Every record should be copied exactly, except that pictures are to be omitted.

_Input_:
▼

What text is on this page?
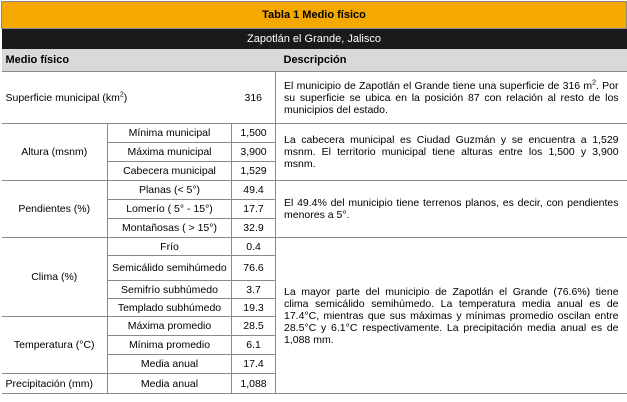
Tabla 1 Medio físico			
Zapotlán el Grande, Jalisco			
Medio físico			Descripción
Superficie municipal $(km^2)$		316	El municipio de Zapotlán el Grande tiene una superficie de 316 $m^2$. Por su superficie se ubica en la posición 87 con relación al resto de los municipios del estado.
Altura (msnm)	Mínima municipal	1,500	La cabecera municipal es Ciudad Guzmán y se encuentra a 1,529 msnm. El territorio municipal tiene alturas entre los 1,500 y 3,900 msnm.
	Máxima municipal	3,900	
	Cabecera municipal	1,529	
Pendientes (%)	Planas (< 5°)	49.4	El 49.4% del municipio tiene terrenos planos, es decir, con pendientes menores a 5°.
	Lomerío ( 5° - 15°)	17.7	
	Montañosas ( > 15°)	32.9	
Clima (%)	Frío	0.4	La mayor parte del municipio de Zapotlán el Grande (76.6%) tiene clima semicálido semihúmedo. La temperatura media anual es de 17.4°C, mientras que sus máximas y mínimas promedio oscilan entre 28.5°C y 6.1°C respectivamente. La precipitación media anual es de 1,088 mm.
	Semicálido semihúmedo	76.6	
	Semifrío subhúmedo	3.7	
	Templado subhúmedo	19.3	
Temperatura (°C)	Máxima promedio	28.5	
	Mínima promedio	6.1	
	Media anual	17.4	
Precipitación (mm)	Media anual	1,088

▲

_Reply to the task_:
What text is on this page?
Tabla 1 Medio físico			
Zapotlán el Grande, Jalisco			
Medio físico			Descripción
Superficie municipal $(km^2)$		316	El municipio de Zapotlán el Grande tiene una superficie de 316 $m^2$. Por su superficie se ubica en la posición 87 con relación al resto de los municipios del estado.
Altura (msnm)	Mínima municipal	1,500	La cabecera municipal es Ciudad Guzmán y se encuentra a 1,529 msnm. El territorio municipal tiene alturas entre los 1,500 y 3,900 msnm.
	Máxima municipal	3,900	
	Cabecera municipal	1,529	
Pendientes (%)	Planas (< 5°)	49.4	El 49.4% del municipio tiene terrenos planos, es decir, con pendientes menores a 5°.
	Lomerío ( 5° - 15°)	17.7	
	Montañosas ( > 15°)	32.9	
Clima (%)	Frío	0.4	La mayor parte del municipio de Zapotlán el Grande (76.6%) tiene clima semicálido semihúmedo. La temperatura media anual es de 17.4°C, mientras que sus máximas y mínimas promedio oscilan entre 28.5°C y 6.1°C respectivamente. La precipitación media anual es de 1,088 mm.
	Semicálido semihúmedo	76.6	
	Semifrío subhúmedo	3.7	
	Templado subhúmedo	19.3	
Temperatura (°C)	Máxima promedio	28.5	
	Mínima promedio	6.1	
	Media anual	17.4	
Precipitación (mm)	Media anual	1,088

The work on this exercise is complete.